▶ **WHAT THE TASK REQUIRES**: Leave every picture out and write out the records below exactly.

▶ **DATASET RECORDS**:
-------
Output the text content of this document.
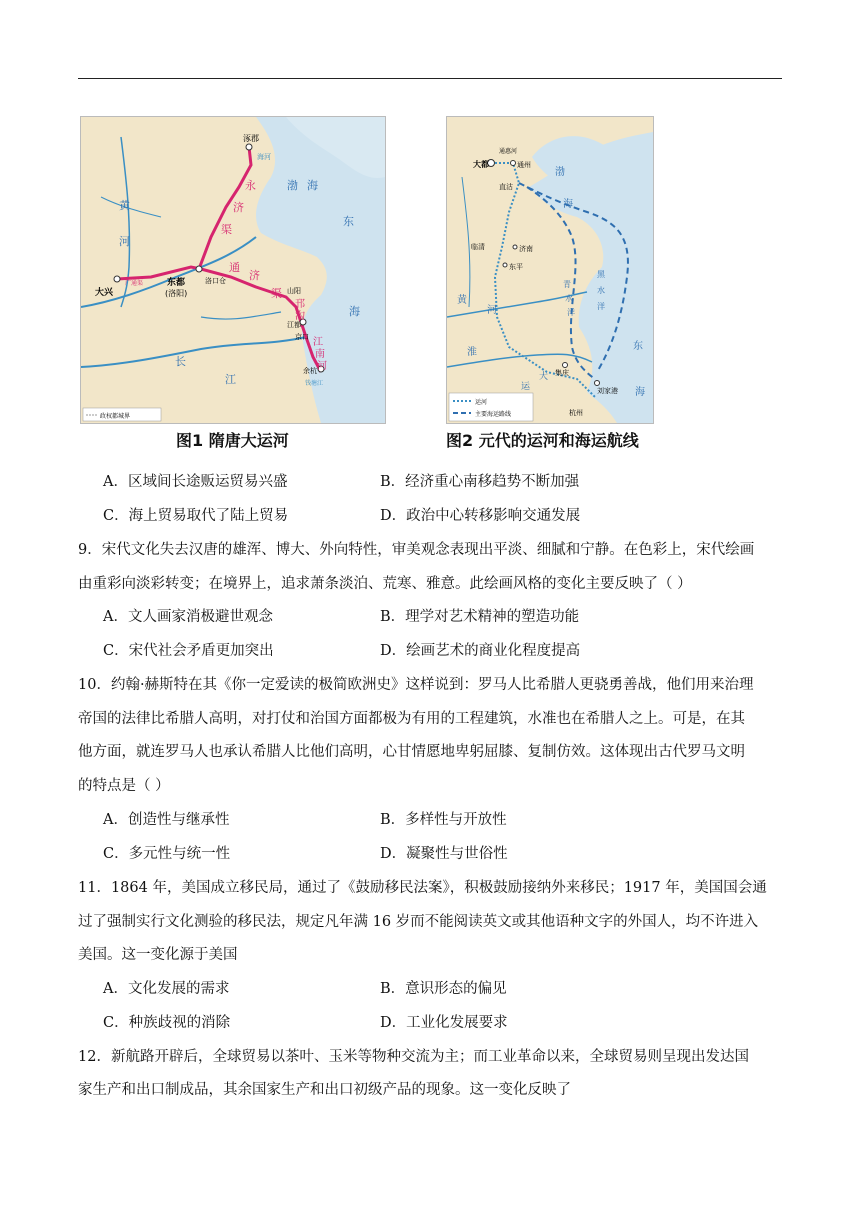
涿郡
海河
渤 海
黄
河
东
海
永
济
渠
大兴
广通渠	东都
(洛阳)
洛口仓
通
济
渠 山阳
邗
沟
江都
京口 江
南
河
余杭
钱塘江
长
江
政权都城界
图1 隋唐大运河
通惠河
大都	通州
直沽
渤
海
临清	济南
东平
黄
河
淮
青
黑
水
水
洋
洋
东
海
集庆
刘家港
杭州
大
运
运河
主要海运路线
图2 元代的运河和海运航线
A．区域间长途贩运贸易兴盛	B．经济重心南移趋势不断加强
C．海上贸易取代了陆上贸易	D．政治中心转移影响交通发展
9．宋代文化失去汉唐的雄浑、博大、外向特性，审美观念表现出平淡、细腻和宁静。在色彩上，宋代绘画
由重彩向淡彩转变；在境界上，追求萧条淡泊、荒寒、雅意。此绘画风格的变化主要反映了（ ）
A．文人画家消极避世观念	B．理学对艺术精神的塑造功能
C．宋代社会矛盾更加突出	D．绘画艺术的商业化程度提高
10．约翰·赫斯特在其《你一定爱读的极简欧洲史》这样说到：罗马人比希腊人更骁勇善战，他们用来治理
帝国的法律比希腊人高明，对打仗和治国方面都极为有用的工程建筑，水准也在希腊人之上。可是，在其
他方面，就连罗马人也承认希腊人比他们高明，心甘情愿地卑躬屈膝、复制仿效。这体现出古代罗马文明
的特点是（ ）
A．创造性与继承性	B．多样性与开放性
C．多元性与统一性	D．凝聚性与世俗性
11．1864 年，美国成立移民局，通过了《鼓励移民法案》，积极鼓励接纳外来移民；1917 年，美国国会通
过了强制实行文化测验的移民法，规定凡年满 16 岁而不能阅读英文或其他语种文字的外国人，均不许进入
美国。这一变化源于美国
A．文化发展的需求	B．意识形态的偏见
C．种族歧视的消除	D．工业化发展要求
12．新航路开辟后，全球贸易以茶叶、玉米等物种交流为主；而工业革命以来，全球贸易则呈现出发达国
家生产和出口制成品，其余国家生产和出口初级产品的现象。这一变化反映了
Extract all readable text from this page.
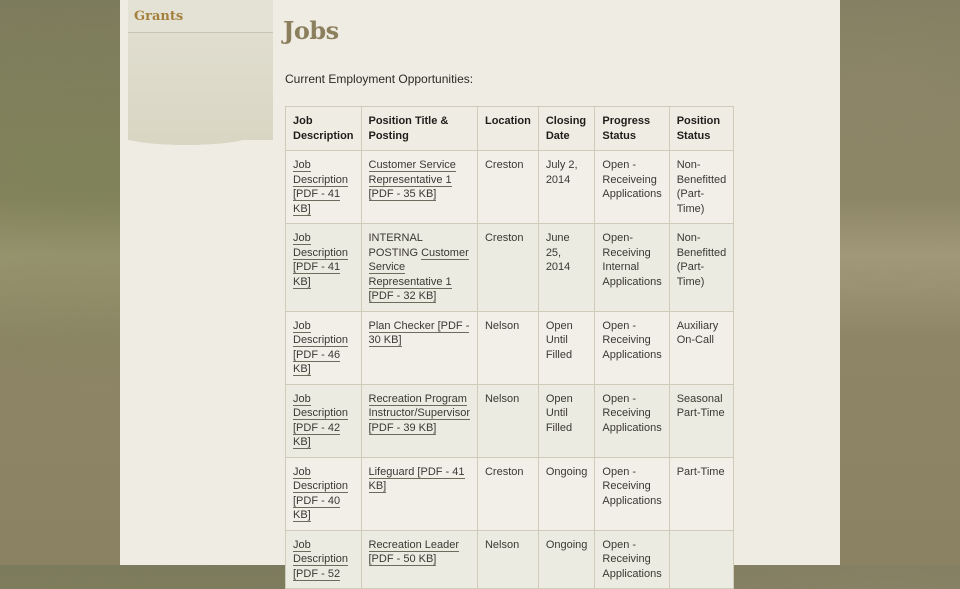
Grants	Jobs

Current Employment Opportunities:

Job Description	Position Title & Posting	Location	Closing Date	Progress Status	Position Status
Job Description [PDF - 41 KB]	Customer Service Representative 1 [PDF - 35 KB]	Creston	July 2, 2014	Open - Receiveing Applications	Non-Benefitted (Part-Time)
Job Description [PDF - 41 KB]	INTERNAL POSTING Customer Service Representative 1 [PDF - 32 KB]	Creston	June 25, 2014	Open- Receiving Internal Applications	Non-Benefitted (Part-Time)
Job Description [PDF - 46 KB]	Plan Checker [PDF - 30 KB]	Nelson	Open Until Filled	Open - Receiving Applications	Auxiliary On-Call
Job Description [PDF - 42 KB]	Recreation Program Instructor/Supervisor [PDF - 39 KB]	Nelson	Open Until Filled	Open - Receiving Applications	Seasonal Part-Time
Job Description [PDF - 40 KB]	Lifeguard [PDF - 41 KB]	Creston	Ongoing	Open - Receiving Applications	Part-Time
Job Description [PDF - 52	Recreation Leader [PDF - 50 KB]	Nelson	Ongoing	Open - Receiving Applications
-------
▶ **RESPONSE TO THE EXERCISE**:
Output the text content of this document.
涿郡
海河
渤 海
黄
河
东
海
永
济
渠
大兴
广通渠	东都
(洛阳)
洛口仓
通
济
渠 山阳
邗
沟
江都
京口 江
南
河
余杭
钱塘江
长
江
政权都城界
图1 隋唐大运河
通惠河
大都	通州
直沽
渤
海
临清	济南
东平
黄
河
淮
青
黑
水
水
洋
洋
东
海
集庆
刘家港
杭州
大
运
运河
主要海运路线
图2 元代的运河和海运航线
A．区域间长途贩运贸易兴盛	B．经济重心南移趋势不断加强
C．海上贸易取代了陆上贸易	D．政治中心转移影响交通发展
9．宋代文化失去汉唐的雄浑、博大、外向特性，审美观念表现出平淡、细腻和宁静。在色彩上，宋代绘画
由重彩向淡彩转变；在境界上，追求萧条淡泊、荒寒、雅意。此绘画风格的变化主要反映了（ ）
A．文人画家消极避世观念	B．理学对艺术精神的塑造功能
C．宋代社会矛盾更加突出	D．绘画艺术的商业化程度提高
10．约翰·赫斯特在其《你一定爱读的极简欧洲史》这样说到：罗马人比希腊人更骁勇善战，他们用来治理
帝国的法律比希腊人高明，对打仗和治国方面都极为有用的工程建筑，水准也在希腊人之上。可是，在其
他方面，就连罗马人也承认希腊人比他们高明，心甘情愿地卑躬屈膝、复制仿效。这体现出古代罗马文明
的特点是（ ）
A．创造性与继承性	B．多样性与开放性
C．多元性与统一性	D．凝聚性与世俗性
11．1864 年，美国成立移民局，通过了《鼓励移民法案》，积极鼓励接纳外来移民；1917 年，美国国会通
过了强制实行文化测验的移民法，规定凡年满 16 岁而不能阅读英文或其他语种文字的外国人，均不许进入
美国。这一变化源于美国
A．文化发展的需求	B．意识形态的偏见
C．种族歧视的消除	D．工业化发展要求
12．新航路开辟后，全球贸易以茶叶、玉米等物种交流为主；而工业革命以来，全球贸易则呈现出发达国
家生产和出口制成品，其余国家生产和出口初级产品的现象。这一变化反映了
Extract all readable text from this page.
Grants	Jobs

Current Employment Opportunities:

Job Description	Position Title & Posting	Location	Closing Date	Progress Status	Position Status
Job Description [PDF - 41 KB]	Customer Service Representative 1 [PDF - 35 KB]	Creston	July 2, 2014	Open - Receiveing Applications	Non-Benefitted (Part-Time)
Job Description [PDF - 41 KB]	INTERNAL POSTING Customer Service Representative 1 [PDF - 32 KB]	Creston	June 25, 2014	Open- Receiving Internal Applications	Non-Benefitted (Part-Time)
Job Description [PDF - 46 KB]	Plan Checker [PDF - 30 KB]	Nelson	Open Until Filled	Open - Receiving Applications	Auxiliary On-Call
Job Description [PDF - 42 KB]	Recreation Program Instructor/Supervisor [PDF - 39 KB]	Nelson	Open Until Filled	Open - Receiving Applications	Seasonal Part-Time
Job Description [PDF - 40 KB]	Lifeguard [PDF - 41 KB]	Creston	Ongoing	Open - Receiving Applications	Part-Time
Job Description [PDF - 52	Recreation Leader [PDF - 50 KB]	Nelson	Ongoing	Open - Receiving Applications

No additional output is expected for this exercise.